--- BEGIN DATASET EXTRACT ---
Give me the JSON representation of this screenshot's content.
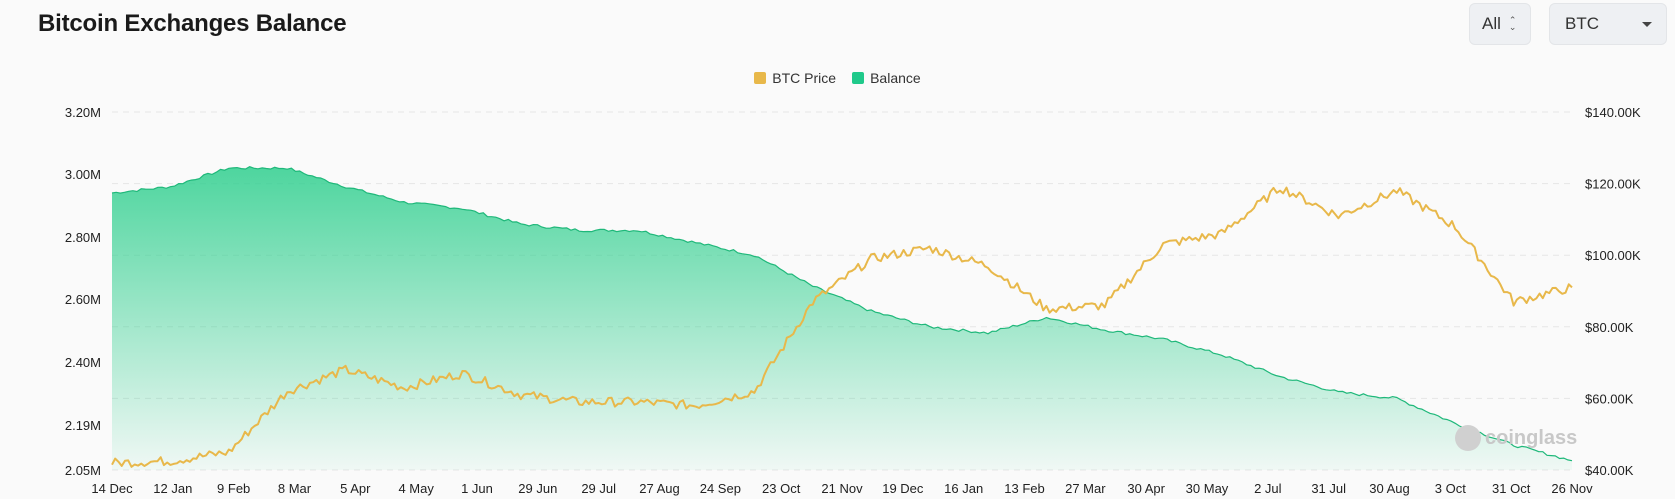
{
  "header": {
    "title": "Bitcoin Exchanges Balance",
    "range_select": "All",
    "coin_select": "BTC"
  },
  "watermark": "coinglass",
  "colors": {
    "price": "#e8b84a",
    "balance": "#1fc98a",
    "balance_line": "#1fb87a"
  },
  "chart_data": {
    "type": "area",
    "title": "Bitcoin Exchanges Balance",
    "legend": [
      "BTC Price",
      "Balance"
    ],
    "legend_position": "top-center",
    "grid": true,
    "x_ticks": [
      "14 Dec",
      "12 Jan",
      "9 Feb",
      "8 Mar",
      "5 Apr",
      "4 May",
      "1 Jun",
      "29 Jun",
      "29 Jul",
      "27 Aug",
      "24 Sep",
      "23 Oct",
      "21 Nov",
      "19 Dec",
      "16 Jan",
      "13 Feb",
      "27 Mar",
      "30 Apr",
      "30 May",
      "2 Jul",
      "31 Jul",
      "30 Aug",
      "3 Oct",
      "31 Oct",
      "26 Nov"
    ],
    "y_left_ticks": [
      "3.20M",
      "3.00M",
      "2.80M",
      "2.60M",
      "2.40M",
      "2.19M",
      "2.05M"
    ],
    "y_right_ticks": [
      "$140.00K",
      "$120.00K",
      "$100.00K",
      "$80.00K",
      "$60.00K",
      "$40.00K"
    ],
    "y_left_range": [
      2050000,
      3200000
    ],
    "y_right_range": [
      40000,
      140000
    ],
    "series": [
      {
        "name": "Balance",
        "axis": "left",
        "values": [
          2940000,
          2960000,
          3020000,
          3020000,
          2960000,
          2910000,
          2890000,
          2840000,
          2820000,
          2820000,
          2780000,
          2740000,
          2640000,
          2560000,
          2510000,
          2490000,
          2540000,
          2500000,
          2470000,
          2420000,
          2350000,
          2300000,
          2280000,
          2200000,
          2130000,
          2080000
        ]
      },
      {
        "name": "BTC Price",
        "axis": "right",
        "values": [
          42000,
          42500,
          45000,
          62000,
          68000,
          63000,
          67000,
          61000,
          59000,
          59000,
          58000,
          62000,
          87000,
          99000,
          102000,
          97000,
          85000,
          86000,
          103000,
          106000,
          119000,
          111000,
          118000,
          108000,
          87000,
          91000
        ]
      }
    ]
  }
}
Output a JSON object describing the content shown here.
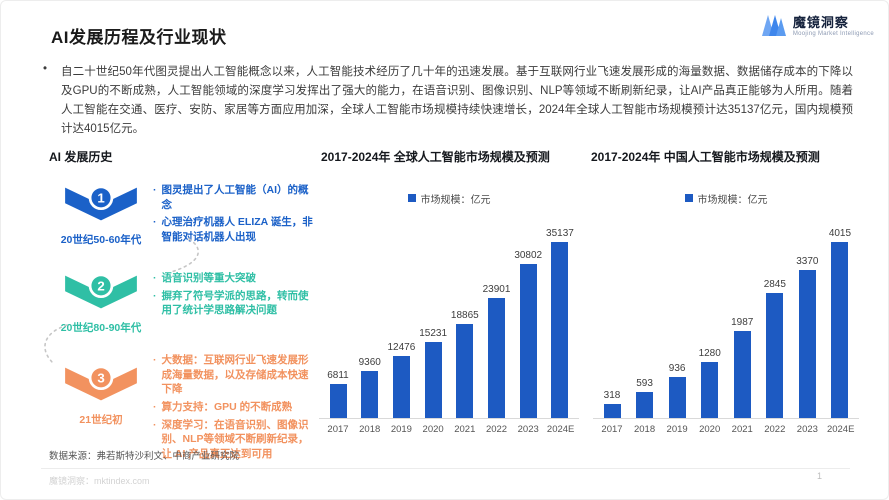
{
  "header": {
    "title": "AI发展历程及行业现状",
    "logo": {
      "brand": "魔镜洞察",
      "tagline": "Moojing Market Intelligence",
      "mark_color_light": "#6FA6F3",
      "mark_color_dark": "#3E86EC"
    }
  },
  "intro": {
    "bullet": "•",
    "text": "自二十世纪50年代图灵提出人工智能概念以来，人工智能技术经历了几十年的迅速发展。基于互联网行业飞速发展形成的海量数据、数据储存成本的下降以及GPU的不断成熟，人工智能领域的深度学习发挥出了强大的能力，在语音识别、图像识别、NLP等领域不断刷新纪录，让AI产品真正能够为人所用。随着人工智能在交通、医疗、安防、家居等方面应用加深，全球人工智能市场规模持续快速增长，2024年全球人工智能市场规模预计达35137亿元，国内规模预计达4015亿元。"
  },
  "timeline": {
    "heading": "AI 发展历史",
    "stages": [
      {
        "number": "1",
        "era": "20世纪50-60年代",
        "color": "#1B61C8",
        "bullets": [
          "图灵提出了人工智能（AI）的概念",
          "心理治疗机器人 ELIZA 诞生，非智能对话机器人出现"
        ]
      },
      {
        "number": "2",
        "era": "20世纪80-90年代",
        "color": "#2FBFA5",
        "bullets": [
          "语音识别等重大突破",
          "摒弃了符号学派的思路，转而使用了统计学思路解决问题"
        ]
      },
      {
        "number": "3",
        "era": "21世纪初",
        "color": "#F2925F",
        "bullets": [
          "大数据：互联网行业飞速发展形成海量数据，以及存储成本快速下降",
          "算力支持：GPU 的不断成熟",
          "深度学习：在语音识别、图像识别、NLP等领域不断刷新纪录，让 AI 产品真正达到可用"
        ]
      }
    ]
  },
  "chart_data": [
    {
      "type": "bar",
      "title": "2017-2024年 全球人工智能市场规模及预测",
      "legend": "市场规模：亿元",
      "categories": [
        "2017",
        "2018",
        "2019",
        "2020",
        "2021",
        "2022",
        "2023",
        "2024E"
      ],
      "values": [
        6811,
        9360,
        12476,
        15231,
        18865,
        23901,
        30802,
        35137
      ],
      "bar_color": "#1D5AC2",
      "xlabel": "",
      "ylabel": "亿元",
      "ylim": [
        0,
        37000
      ],
      "grid": false,
      "legend_position": "top"
    },
    {
      "type": "bar",
      "title": "2017-2024年 中国人工智能市场规模及预测",
      "legend": "市场规模：亿元",
      "categories": [
        "2017",
        "2018",
        "2019",
        "2020",
        "2021",
        "2022",
        "2023",
        "2024E"
      ],
      "values": [
        318,
        593,
        936,
        1280,
        1987,
        2845,
        3370,
        4015
      ],
      "bar_color": "#1D5AC2",
      "xlabel": "",
      "ylabel": "亿元",
      "ylim": [
        0,
        4300
      ],
      "grid": false,
      "legend_position": "top"
    }
  ],
  "footer": {
    "source": "数据来源：弗若斯特沙利文、中商产业研究院",
    "site": "魔镜洞察：mktindex.com",
    "page": "1"
  }
}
--- END DATASET EXTRACT ---
- EXERCISE DESCRIPTION -
Quote all the lines above exactly as given. Do not include the pictures.

- RESULT -
Give me the JSON representation of this screenshot's content.
{
  "header": {
    "title": "Bitcoin Exchanges Balance",
    "range_select": "All",
    "coin_select": "BTC"
  },
  "watermark": "coinglass",
  "colors": {
    "price": "#e8b84a",
    "balance": "#1fc98a",
    "balance_line": "#1fb87a"
  },
  "chart_data": {
    "type": "area",
    "title": "Bitcoin Exchanges Balance",
    "legend": [
      "BTC Price",
      "Balance"
    ],
    "legend_position": "top-center",
    "grid": true,
    "x_ticks": [
      "14 Dec",
      "12 Jan",
      "9 Feb",
      "8 Mar",
      "5 Apr",
      "4 May",
      "1 Jun",
      "29 Jun",
      "29 Jul",
      "27 Aug",
      "24 Sep",
      "23 Oct",
      "21 Nov",
      "19 Dec",
      "16 Jan",
      "13 Feb",
      "27 Mar",
      "30 Apr",
      "30 May",
      "2 Jul",
      "31 Jul",
      "30 Aug",
      "3 Oct",
      "31 Oct",
      "26 Nov"
    ],
    "y_left_ticks": [
      "3.20M",
      "3.00M",
      "2.80M",
      "2.60M",
      "2.40M",
      "2.19M",
      "2.05M"
    ],
    "y_right_ticks": [
      "$140.00K",
      "$120.00K",
      "$100.00K",
      "$80.00K",
      "$60.00K",
      "$40.00K"
    ],
    "y_left_range": [
      2050000,
      3200000
    ],
    "y_right_range": [
      40000,
      140000
    ],
    "series": [
      {
        "name": "Balance",
        "axis": "left",
        "values": [
          2940000,
          2960000,
          3020000,
          3020000,
          2960000,
          2910000,
          2890000,
          2840000,
          2820000,
          2820000,
          2780000,
          2740000,
          2640000,
          2560000,
          2510000,
          2490000,
          2540000,
          2500000,
          2470000,
          2420000,
          2350000,
          2300000,
          2280000,
          2200000,
          2130000,
          2080000
        ]
      },
      {
        "name": "BTC Price",
        "axis": "right",
        "values": [
          42000,
          42500,
          45000,
          62000,
          68000,
          63000,
          67000,
          61000,
          59000,
          59000,
          58000,
          62000,
          87000,
          99000,
          102000,
          97000,
          85000,
          86000,
          103000,
          106000,
          119000,
          111000,
          118000,
          108000,
          87000,
          91000
        ]
      }
    ]
  }
}
Output a JSON object describing the content shown here.
{
  "header": {
    "title": "AI发展历程及行业现状",
    "logo": {
      "brand": "魔镜洞察",
      "tagline": "Moojing Market Intelligence",
      "mark_color_light": "#6FA6F3",
      "mark_color_dark": "#3E86EC"
    }
  },
  "intro": {
    "bullet": "•",
    "text": "自二十世纪50年代图灵提出人工智能概念以来，人工智能技术经历了几十年的迅速发展。基于互联网行业飞速发展形成的海量数据、数据储存成本的下降以及GPU的不断成熟，人工智能领域的深度学习发挥出了强大的能力，在语音识别、图像识别、NLP等领域不断刷新纪录，让AI产品真正能够为人所用。随着人工智能在交通、医疗、安防、家居等方面应用加深，全球人工智能市场规模持续快速增长，2024年全球人工智能市场规模预计达35137亿元，国内规模预计达4015亿元。"
  },
  "timeline": {
    "heading": "AI 发展历史",
    "stages": [
      {
        "number": "1",
        "era": "20世纪50-60年代",
        "color": "#1B61C8",
        "bullets": [
          "图灵提出了人工智能（AI）的概念",
          "心理治疗机器人 ELIZA 诞生，非智能对话机器人出现"
        ]
      },
      {
        "number": "2",
        "era": "20世纪80-90年代",
        "color": "#2FBFA5",
        "bullets": [
          "语音识别等重大突破",
          "摒弃了符号学派的思路，转而使用了统计学思路解决问题"
        ]
      },
      {
        "number": "3",
        "era": "21世纪初",
        "color": "#F2925F",
        "bullets": [
          "大数据：互联网行业飞速发展形成海量数据，以及存储成本快速下降",
          "算力支持：GPU 的不断成熟",
          "深度学习：在语音识别、图像识别、NLP等领域不断刷新纪录，让 AI 产品真正达到可用"
        ]
      }
    ]
  },
  "chart_data": [
    {
      "type": "bar",
      "title": "2017-2024年 全球人工智能市场规模及预测",
      "legend": "市场规模：亿元",
      "categories": [
        "2017",
        "2018",
        "2019",
        "2020",
        "2021",
        "2022",
        "2023",
        "2024E"
      ],
      "values": [
        6811,
        9360,
        12476,
        15231,
        18865,
        23901,
        30802,
        35137
      ],
      "bar_color": "#1D5AC2",
      "xlabel": "",
      "ylabel": "亿元",
      "ylim": [
        0,
        37000
      ],
      "grid": false,
      "legend_position": "top"
    },
    {
      "type": "bar",
      "title": "2017-2024年 中国人工智能市场规模及预测",
      "legend": "市场规模：亿元",
      "categories": [
        "2017",
        "2018",
        "2019",
        "2020",
        "2021",
        "2022",
        "2023",
        "2024E"
      ],
      "values": [
        318,
        593,
        936,
        1280,
        1987,
        2845,
        3370,
        4015
      ],
      "bar_color": "#1D5AC2",
      "xlabel": "",
      "ylabel": "亿元",
      "ylim": [
        0,
        4300
      ],
      "grid": false,
      "legend_position": "top"
    }
  ],
  "footer": {
    "source": "数据来源：弗若斯特沙利文、中商产业研究院",
    "site": "魔镜洞察：mktindex.com",
    "page": "1"
  }
}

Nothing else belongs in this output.